*WORK TO COMPLETE*
All lines in the data bearing the string "Group" should be identified and copied.

Start of INPUT RECORDS

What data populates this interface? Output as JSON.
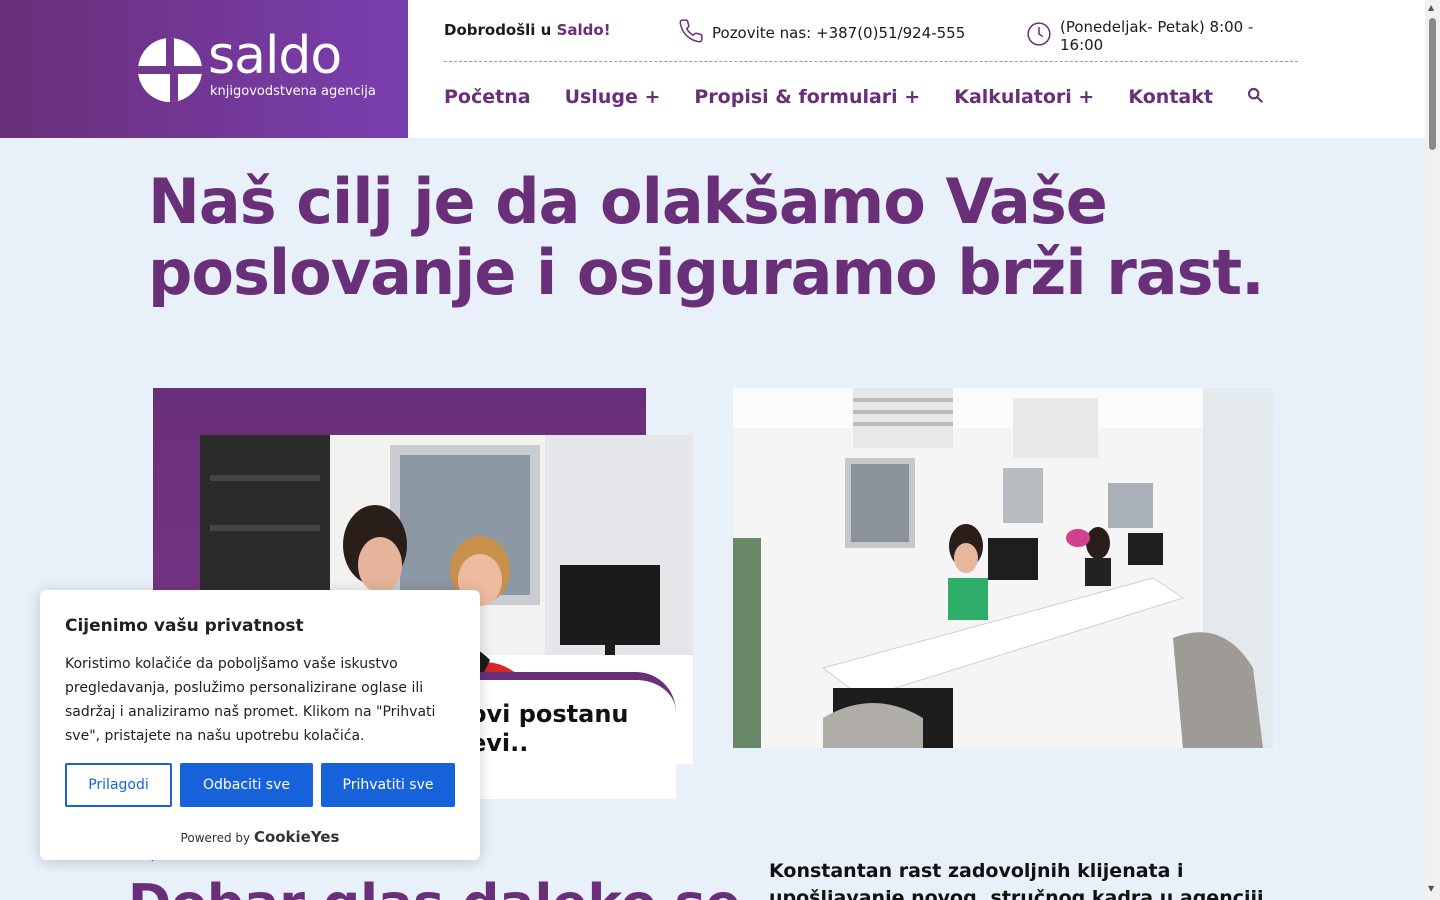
{
  "header": {
    "logo": {
      "word": "saldo",
      "subtitle": "knjigovodstvena agencija"
    },
    "welcome_prefix": "Dobrodošli u ",
    "welcome_brand": "Saldo!",
    "phone_text": "Pozovite nas: +387(0)51/924-555",
    "hours_text": "(Ponedeljak- Petak) 8:00 - 16:00",
    "nav": [
      {
        "label": "Početna"
      },
      {
        "label": "Usluge +"
      },
      {
        "label": "Propisi & formulari +"
      },
      {
        "label": "Kalkulatori +"
      },
      {
        "label": "Kontakt"
      }
    ]
  },
  "hero": {
    "title": "Naš cilj je da olakšamo Vaše poslovanje i osiguramo brži rast."
  },
  "quote_card": {
    "text": "ovi postanu evi.."
  },
  "bottom": {
    "label": "|",
    "heading": "Dobar glas daleko se",
    "paragraph": "Konstantan rast zadovoljnih klijenata i upošljavanje novog, stručnog kadra u agenciji Saldo je osnovni"
  },
  "cookie_banner": {
    "title": "Cijenimo vašu privatnost",
    "text": "Koristimo kolačiće da poboljšamo vaše iskustvo pregledavanja, poslužimo personalizirane oglase ili sadržaj i analiziramo naš promet. Klikom na \"Prihvati sve\", pristajete na našu upotrebu kolačića.",
    "customize_label": "Prilagodi",
    "reject_label": "Odbaciti sve",
    "accept_label": "Prihvatiti sve",
    "powered_by": "Powered by",
    "powered_brand": "CookieYes"
  },
  "colors": {
    "brand_purple": "#6a2f79",
    "cookie_blue": "#1863dc",
    "page_bg": "#e8f0f9"
  },
  "icons": [
    "phone-icon",
    "clock-icon",
    "search-icon"
  ]
}
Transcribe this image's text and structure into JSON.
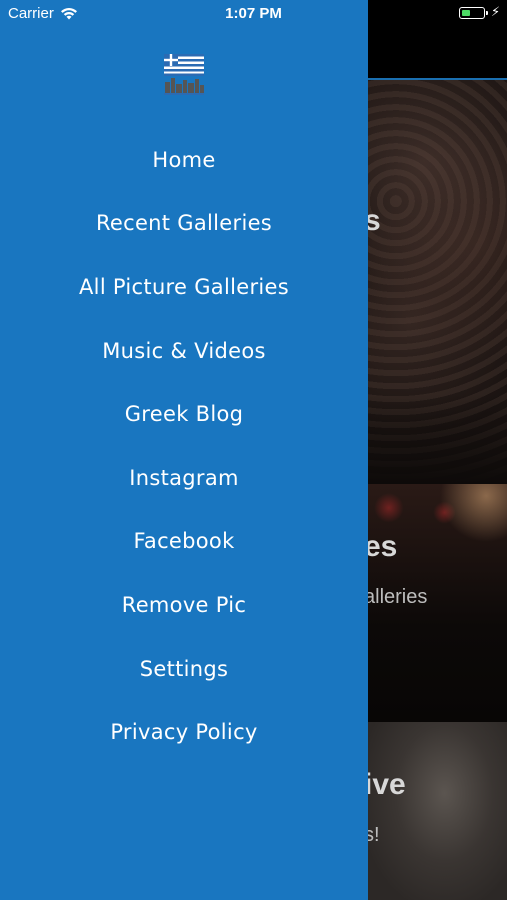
{
  "status_bar": {
    "carrier": "Carrier",
    "time": "1:07 PM",
    "battery_color": "#4cd964"
  },
  "drawer": {
    "background": "#1976c0",
    "logo_icon": "greek-flag-logo-icon",
    "menu": [
      {
        "label": "Home"
      },
      {
        "label": "Recent Galleries"
      },
      {
        "label": "All Picture Galleries"
      },
      {
        "label": "Music & Videos"
      },
      {
        "label": "Greek Blog"
      },
      {
        "label": "Instagram"
      },
      {
        "label": "Facebook"
      },
      {
        "label": "Remove Pic"
      },
      {
        "label": "Settings"
      },
      {
        "label": "Privacy Policy"
      }
    ]
  },
  "background_content": {
    "card1_title_fragment": "s",
    "card2_title_fragment": "es",
    "card2_sub_fragment": "alleries",
    "card3_title_fragment": "ive",
    "card3_sub_fragment": "s!"
  }
}
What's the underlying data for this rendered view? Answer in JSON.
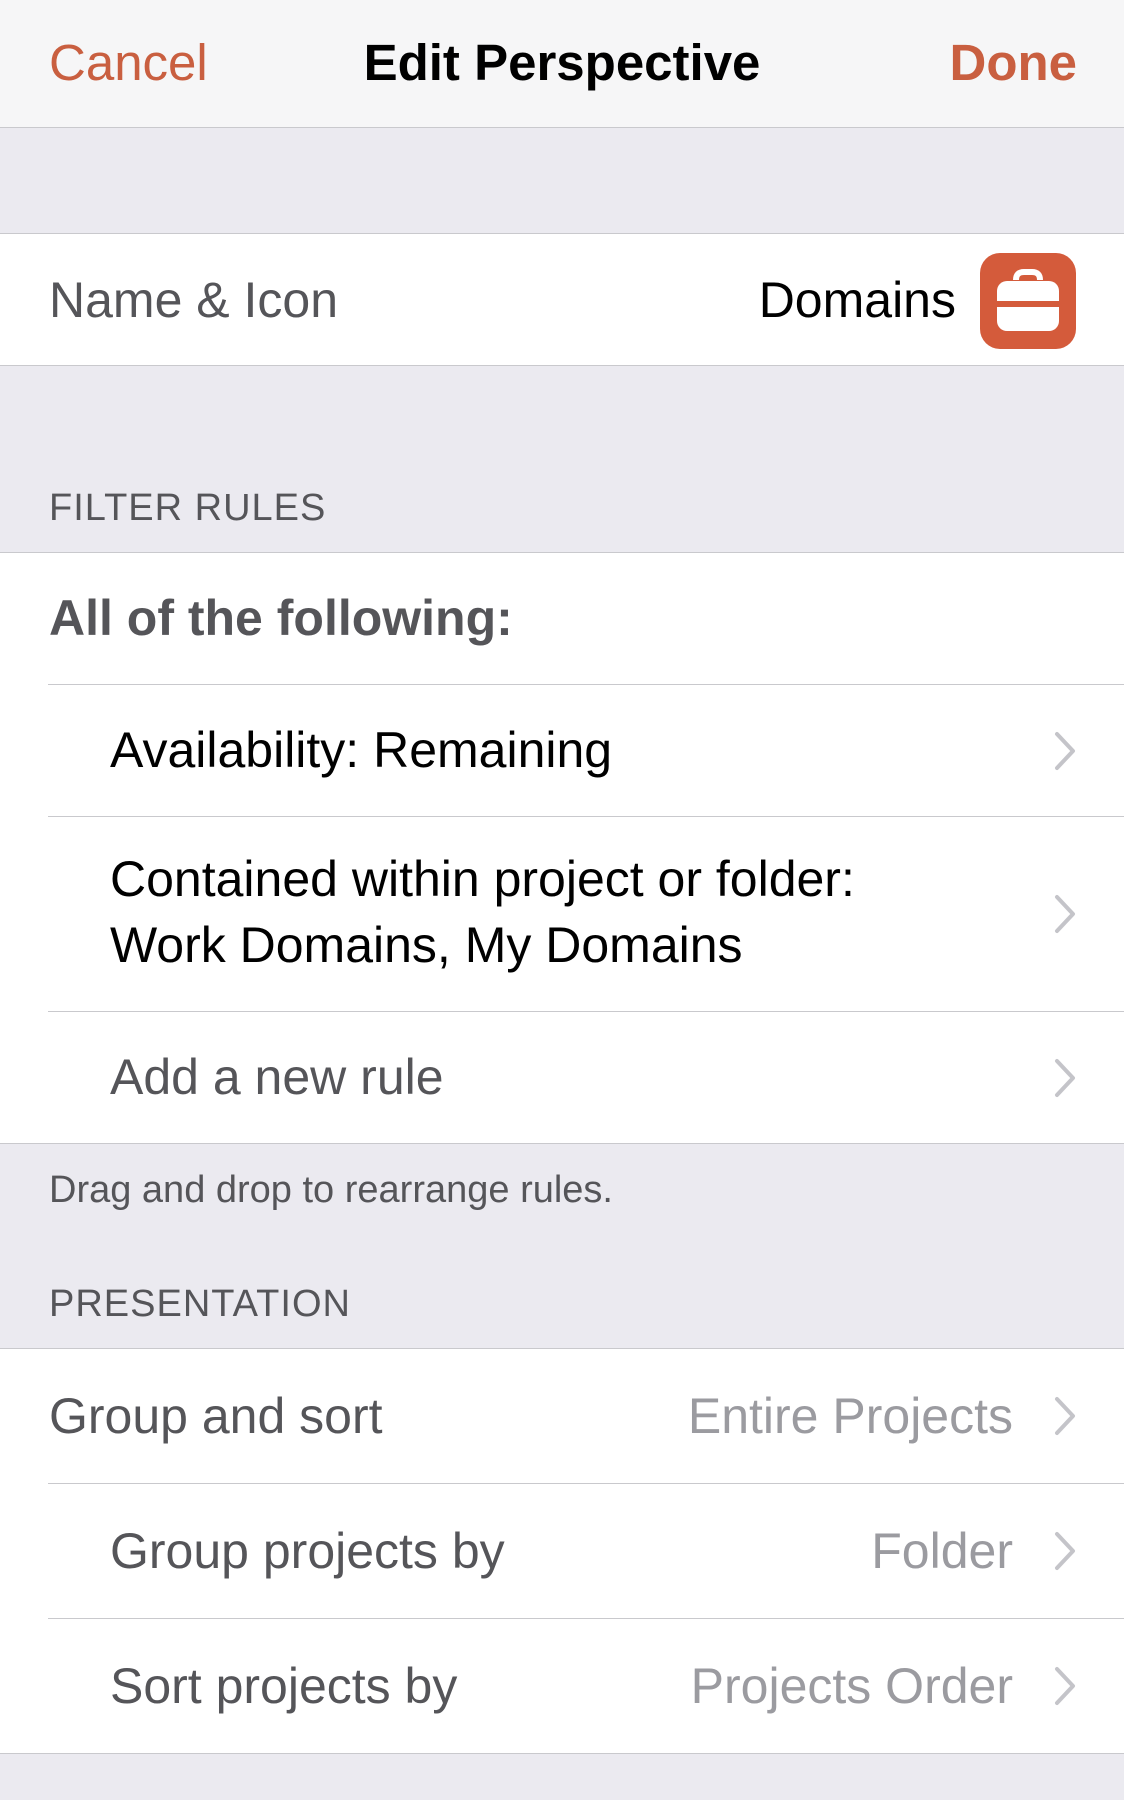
{
  "nav": {
    "cancel_label": "Cancel",
    "title": "Edit Perspective",
    "done_label": "Done"
  },
  "name_icon": {
    "label": "Name & Icon",
    "value": "Domains",
    "icon": "briefcase-icon",
    "icon_color": "#d45b3b"
  },
  "filter_rules": {
    "header": "FILTER RULES",
    "mode": "All of the following:",
    "rules": [
      {
        "label": "Availability: Remaining"
      },
      {
        "line1": "Contained within project or folder:",
        "line2": "Work Domains, My Domains"
      }
    ],
    "add_rule_label": "Add a new rule",
    "footer": "Drag and drop to rearrange rules."
  },
  "presentation": {
    "header": "PRESENTATION",
    "rows": [
      {
        "label": "Group and sort",
        "value": "Entire Projects"
      },
      {
        "label": "Group projects by",
        "value": "Folder"
      },
      {
        "label": "Sort projects by",
        "value": "Projects Order"
      }
    ]
  },
  "colors": {
    "accent": "#c95f40",
    "background": "#ebeaf0"
  }
}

End of INPUT RECORDS

*REPLY*
        "label": "Group and sort",
        "label": "Group projects by",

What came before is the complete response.